Prompt: Your task is to copy every line of the entries that contains "What".

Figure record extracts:
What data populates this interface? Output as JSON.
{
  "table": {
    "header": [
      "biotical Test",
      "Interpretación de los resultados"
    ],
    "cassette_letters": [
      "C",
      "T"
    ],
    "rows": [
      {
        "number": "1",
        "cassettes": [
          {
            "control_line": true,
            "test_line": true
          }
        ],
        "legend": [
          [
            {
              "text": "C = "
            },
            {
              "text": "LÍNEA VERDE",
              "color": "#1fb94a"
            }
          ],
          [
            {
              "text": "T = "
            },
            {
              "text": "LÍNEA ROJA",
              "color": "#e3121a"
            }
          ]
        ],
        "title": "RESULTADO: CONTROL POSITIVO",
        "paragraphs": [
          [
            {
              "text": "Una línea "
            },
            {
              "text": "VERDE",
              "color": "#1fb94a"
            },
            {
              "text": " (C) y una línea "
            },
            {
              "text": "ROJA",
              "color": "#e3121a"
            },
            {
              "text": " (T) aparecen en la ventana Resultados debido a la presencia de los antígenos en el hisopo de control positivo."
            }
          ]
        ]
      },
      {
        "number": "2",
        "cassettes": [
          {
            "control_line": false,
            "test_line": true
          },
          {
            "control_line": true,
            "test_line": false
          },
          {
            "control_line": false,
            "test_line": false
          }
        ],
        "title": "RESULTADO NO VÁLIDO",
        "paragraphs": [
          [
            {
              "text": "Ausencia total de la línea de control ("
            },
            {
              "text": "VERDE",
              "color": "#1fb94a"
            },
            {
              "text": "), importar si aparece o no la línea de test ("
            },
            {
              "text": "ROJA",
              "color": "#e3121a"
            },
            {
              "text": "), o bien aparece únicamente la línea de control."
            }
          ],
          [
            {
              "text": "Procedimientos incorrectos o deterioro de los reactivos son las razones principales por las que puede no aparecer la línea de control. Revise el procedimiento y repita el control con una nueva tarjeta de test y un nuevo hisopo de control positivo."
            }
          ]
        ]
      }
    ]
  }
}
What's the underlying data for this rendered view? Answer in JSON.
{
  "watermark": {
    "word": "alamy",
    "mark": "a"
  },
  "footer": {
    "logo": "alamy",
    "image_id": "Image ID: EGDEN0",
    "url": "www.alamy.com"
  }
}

Task output:
What data populates this interface? Output as JSON.
What's the underlying data for this rendered view? Answer in JSON.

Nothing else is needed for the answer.